__Exercise brief__
From the listing below, extract every line in which the word "termice" appears.
**** Data shown ****
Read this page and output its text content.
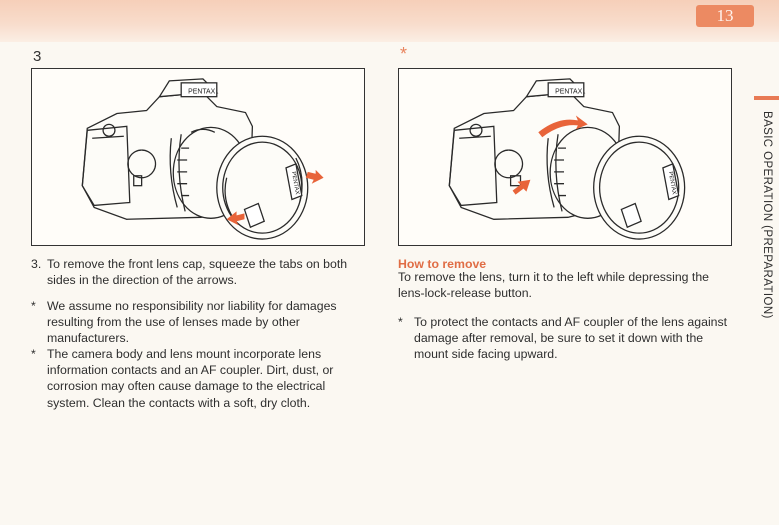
13
3	*
PENTAX
PENTAX
PENTAX
PENTAX
3. To remove the front lens cap, squeeze the tabs on both sides in the direction of the arrows.
* We assume no responsibility nor liability for damages resulting from the use of lenses made by other manufacturers.
* The camera body and lens mount incorporate lens information contacts and an AF coupler. Dirt, dust, or corrosion may often cause damage to the electrical system. Clean the contacts with a soft, dry cloth.
How to remove
To remove the lens, turn it to the left while depressing the lens-lock-release button.
* To protect the contacts and AF coupler of the lens against damage after removal, be sure to set it down with the mount side facing upward.
BASIC OPERATION (PREPARATION)
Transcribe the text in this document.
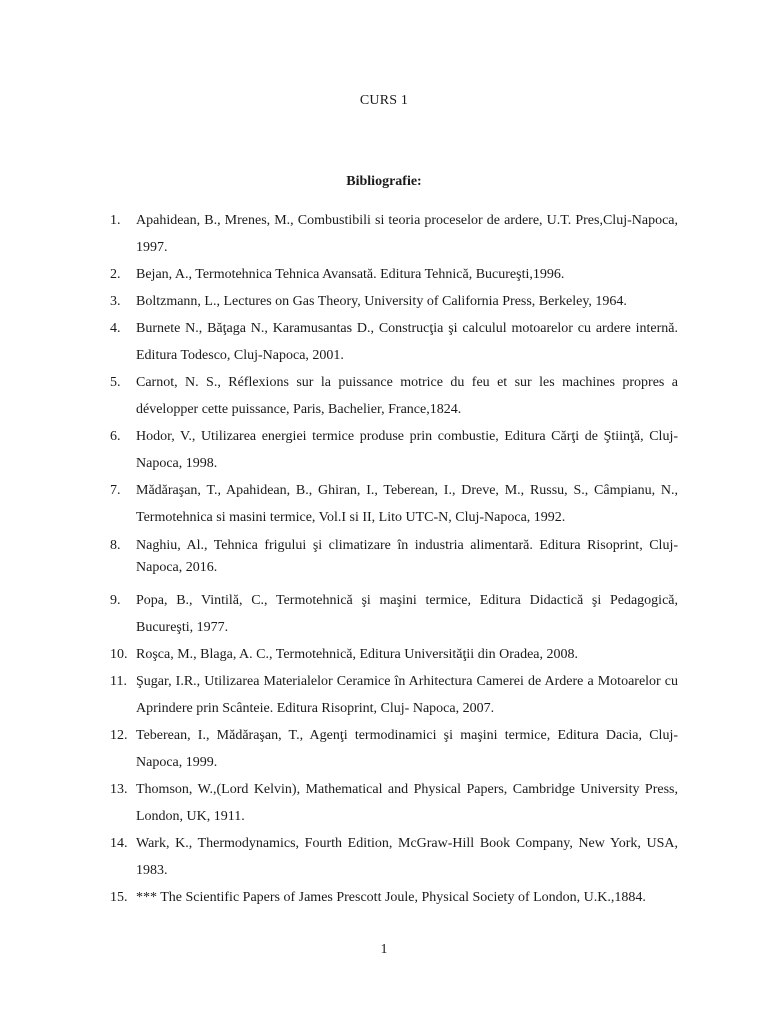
CURS 1
Bibliografie:
1.	Apahidean, B., Mrenes, M., Combustibili si teoria proceselor de ardere, U.T. Pres,Cluj-Napoca, 1997.
2.	Bejan, A., Termotehnica Tehnica Avansată. Editura Tehnică, Bucureşti,1996.
3.	Boltzmann, L., Lectures on Gas Theory, University of California Press, Berkeley, 1964.
4.	Burnete N., Băţaga N., Karamusantas D., Construcţia şi calculul motoarelor cu ardere internă. Editura Todesco, Cluj-Napoca, 2001.
5.	Carnot, N. S., Réflexions sur la puissance motrice du feu et sur les machines propres a développer cette puissance, Paris, Bachelier, France,1824.
6.	Hodor, V., Utilizarea energiei termice produse prin combustie, Editura Cărţi de Ştiinţă, Cluj-Napoca, 1998.
7.	Mădăraşan, T., Apahidean, B., Ghiran, I., Teberean, I., Dreve, M., Russu, S., Câmpianu, N., Termotehnica si masini termice, Vol.I si II, Lito UTC-N, Cluj-Napoca, 1992.
8.	Naghiu, Al., Tehnica frigului şi climatizare în industria alimentară. Editura Risoprint, Cluj-Napoca, 2016.
9.	Popa, B., Vintilă, C., Termotehnică şi maşini termice, Editura Didactică şi Pedagogică, Bucureşti, 1977.
10. Roşca, M., Blaga, A. C., Termotehnică, Editura Universităţii din Oradea, 2008.
11. Şugar, I.R., Utilizarea Materialelor Ceramice în Arhitectura Camerei de Ardere a Motoarelor cu Aprindere prin Scânteie. Editura Risoprint, Cluj- Napoca, 2007.
12. Teberean, I., Mădăraşan, T., Agenţi termodinamici şi maşini termice, Editura Dacia, Cluj-Napoca, 1999.
13. Thomson, W.,(Lord Kelvin), Mathematical and Physical Papers, Cambridge University Press, London, UK, 1911.
14. Wark, K., Thermodynamics, Fourth Edition, McGraw-Hill Book Company, New York, USA, 1983.
15. *** The Scientific Papers of James Prescott Joule, Physical Society of London, U.K.,1884.
1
****
__Written answer__
6.	Hodor, V., Utilizarea energiei termice produse prin combustie, Editura Cărţi de Ştiinţă, Cluj-Napoca, 1998.
7.	Mădăraşan, T., Apahidean, B., Ghiran, I., Teberean, I., Dreve, M., Russu, S., Câmpianu, N., Termotehnica si masini termice, Vol.I si II, Lito UTC-N, Cluj-Napoca, 1992.
9.	Popa, B., Vintilă, C., Termotehnică şi maşini termice, Editura Didactică şi Pedagogică, Bucureşti, 1977.
12. Teberean, I., Mădăraşan, T., Agenţi termodinamici şi maşini termice, Editura Dacia, Cluj-Napoca, 1999.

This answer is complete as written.